» Tu objetivo
Convierte todas las líneas que siguen en una lista JSON de cadenas, con una cadena por cada línea y omitiendo las líneas en blanco.

» Materiales proporcionados
§ §
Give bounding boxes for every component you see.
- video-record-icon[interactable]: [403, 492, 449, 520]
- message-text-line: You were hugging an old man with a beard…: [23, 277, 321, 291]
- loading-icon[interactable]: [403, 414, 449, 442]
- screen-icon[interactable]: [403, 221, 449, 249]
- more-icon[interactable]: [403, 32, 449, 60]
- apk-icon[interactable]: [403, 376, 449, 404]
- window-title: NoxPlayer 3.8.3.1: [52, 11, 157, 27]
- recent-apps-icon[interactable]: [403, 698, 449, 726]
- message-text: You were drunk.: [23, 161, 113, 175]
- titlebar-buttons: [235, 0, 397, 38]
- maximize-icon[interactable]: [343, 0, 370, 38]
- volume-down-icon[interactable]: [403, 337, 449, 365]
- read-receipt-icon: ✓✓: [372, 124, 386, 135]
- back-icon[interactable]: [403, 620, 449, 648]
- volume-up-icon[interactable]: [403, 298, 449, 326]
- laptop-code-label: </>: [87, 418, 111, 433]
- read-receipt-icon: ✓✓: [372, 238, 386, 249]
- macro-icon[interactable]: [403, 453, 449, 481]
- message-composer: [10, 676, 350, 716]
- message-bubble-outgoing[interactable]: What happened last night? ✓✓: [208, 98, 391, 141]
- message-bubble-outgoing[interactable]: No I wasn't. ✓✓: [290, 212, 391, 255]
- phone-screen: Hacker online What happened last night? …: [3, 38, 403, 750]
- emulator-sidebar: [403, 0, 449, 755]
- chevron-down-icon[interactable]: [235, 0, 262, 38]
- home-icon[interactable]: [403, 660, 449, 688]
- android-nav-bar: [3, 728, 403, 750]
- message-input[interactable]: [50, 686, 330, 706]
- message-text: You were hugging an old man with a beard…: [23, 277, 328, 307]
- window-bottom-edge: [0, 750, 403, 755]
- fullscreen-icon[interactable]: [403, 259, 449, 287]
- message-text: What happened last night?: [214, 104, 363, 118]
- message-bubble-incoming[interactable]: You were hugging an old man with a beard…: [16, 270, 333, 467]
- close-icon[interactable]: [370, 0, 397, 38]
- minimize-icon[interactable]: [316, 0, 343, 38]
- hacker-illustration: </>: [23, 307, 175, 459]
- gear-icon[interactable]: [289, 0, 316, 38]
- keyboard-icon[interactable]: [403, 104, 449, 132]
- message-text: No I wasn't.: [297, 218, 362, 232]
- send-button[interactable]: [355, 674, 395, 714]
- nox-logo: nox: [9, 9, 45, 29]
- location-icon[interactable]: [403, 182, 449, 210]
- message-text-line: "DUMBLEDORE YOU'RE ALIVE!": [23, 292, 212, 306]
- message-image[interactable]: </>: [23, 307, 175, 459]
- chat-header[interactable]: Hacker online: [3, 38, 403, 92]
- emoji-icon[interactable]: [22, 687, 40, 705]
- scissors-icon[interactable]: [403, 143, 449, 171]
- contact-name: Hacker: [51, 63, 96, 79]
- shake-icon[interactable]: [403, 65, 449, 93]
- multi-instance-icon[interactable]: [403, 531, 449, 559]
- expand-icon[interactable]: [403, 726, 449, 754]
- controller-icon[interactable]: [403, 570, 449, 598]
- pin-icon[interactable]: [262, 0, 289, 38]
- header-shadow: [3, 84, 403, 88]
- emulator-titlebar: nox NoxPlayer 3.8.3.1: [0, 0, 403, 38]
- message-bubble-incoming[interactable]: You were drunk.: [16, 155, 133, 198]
§ §
» Resultado del ejercicio
[
  "Give bounding boxes for every component you see.",
  "- video-record-icon[interactable]: [403, 492, 449, 520]",
  "- message-text-line: You were hugging an old man with a beard…: [23, 277, 321, 291]",
  "- loading-icon[interactable]: [403, 414, 449, 442]",
  "- screen-icon[interactable]: [403, 221, 449, 249]",
  "- more-icon[interactable]: [403, 32, 449, 60]",
  "- apk-icon[interactable]: [403, 376, 449, 404]",
  "- window-title: NoxPlayer 3.8.3.1: [52, 11, 157, 27]",
  "- recent-apps-icon[interactable]: [403, 698, 449, 726]",
  "- message-text: You were drunk.: [23, 161, 113, 175]",
  "- titlebar-buttons: [235, 0, 397, 38]",
  "- maximize-icon[interactable]: [343, 0, 370, 38]",
  "- volume-down-icon[interactable]: [403, 337, 449, 365]",
  "- read-receipt-icon: ✓✓: [372, 124, 386, 135]",
  "- back-icon[interactable]: [403, 620, 449, 648]",
  "- volume-up-icon[interactable]: [403, 298, 449, 326]",
  "- laptop-code-label: </>: [87, 418, 111, 433]",
  "- read-receipt-icon: ✓✓: [372, 238, 386, 249]",
  "- macro-icon[interactable]: [403, 453, 449, 481]",
  "- message-composer: [10, 676, 350, 716]",
  "- message-bubble-outgoing[interactable]: What happened last night? ✓✓: [208, 98, 391, 141]",
  "- message-bubble-outgoing[interactable]: No I wasn't. ✓✓: [290, 212, 391, 255]",
  "- phone-screen: Hacker online What happened last night? …: [3, 38, 403, 750]",
  "- emulator-sidebar: [403, 0, 449, 755]",
  "- chevron-down-icon[interactable]: [235, 0, 262, 38]",
  "- home-icon[interactable]: [403, 660, 449, 688]",
  "- android-nav-bar: [3, 728, 403, 750]",
  "- message-input[interactable]: [50, 686, 330, 706]",
  "- message-text: You were hugging an old man with a beard…: [23, 277, 328, 307]",
  "- window-bottom-edge: [0, 750, 403, 755]",
  "- fullscreen-icon[interactable]: [403, 259, 449, 287]",
  "- message-text: What happened last night?: [214, 104, 363, 118]",
  "- message-bubble-incoming[interactable]: You were hugging an old man with a beard…: [16, 270, 333, 467]",
  "- close-icon[interactable]: [370, 0, 397, 38]",
  "- minimize-icon[interactable]: [316, 0, 343, 38]",
  "- hacker-illustration: </>: [23, 307, 175, 459]",
  "- gear-icon[interactable]: [289, 0, 316, 38]",
  "- keyboard-icon[interactable]: [403, 104, 449, 132]",
  "- message-text: No I wasn't.: [297, 218, 362, 232]",
  "- send-button[interactable]: [355, 674, 395, 714]",
  "- nox-logo: nox: [9, 9, 45, 29]",
  "- location-icon[interactable]: [403, 182, 449, 210]",
  "- message-text-line: \"DUMBLEDORE YOU'RE ALIVE!\": [23, 292, 212, 306]",
  "- message-image[interactable]: </>: [23, 307, 175, 459]",
  "- chat-header[interactable]: Hacker online: [3, 38, 403, 92]",
  "- emoji-icon[interactable]: [22, 687, 40, 705]",
  "- scissors-icon[interactable]: [403, 143, 449, 171]",
  "- contact-name: Hacker: [51, 63, 96, 79]",
  "- shake-icon[interactable]: [403, 65, 449, 93]",
  "- multi-instance-icon[interactable]: [403, 531, 449, 559]",
  "- expand-icon[interactable]: [403, 726, 449, 754]",
  "- controller-icon[interactable]: [403, 570, 449, 598]",
  "- pin-icon[interactable]: [262, 0, 289, 38]",
  "- header-shadow: [3, 84, 403, 88]",
  "- emulator-titlebar: nox NoxPlayer 3.8.3.1: [0, 0, 403, 38]",
  "- message-bubble-incoming[interactable]: You were drunk.: [16, 155, 133, 198]"
]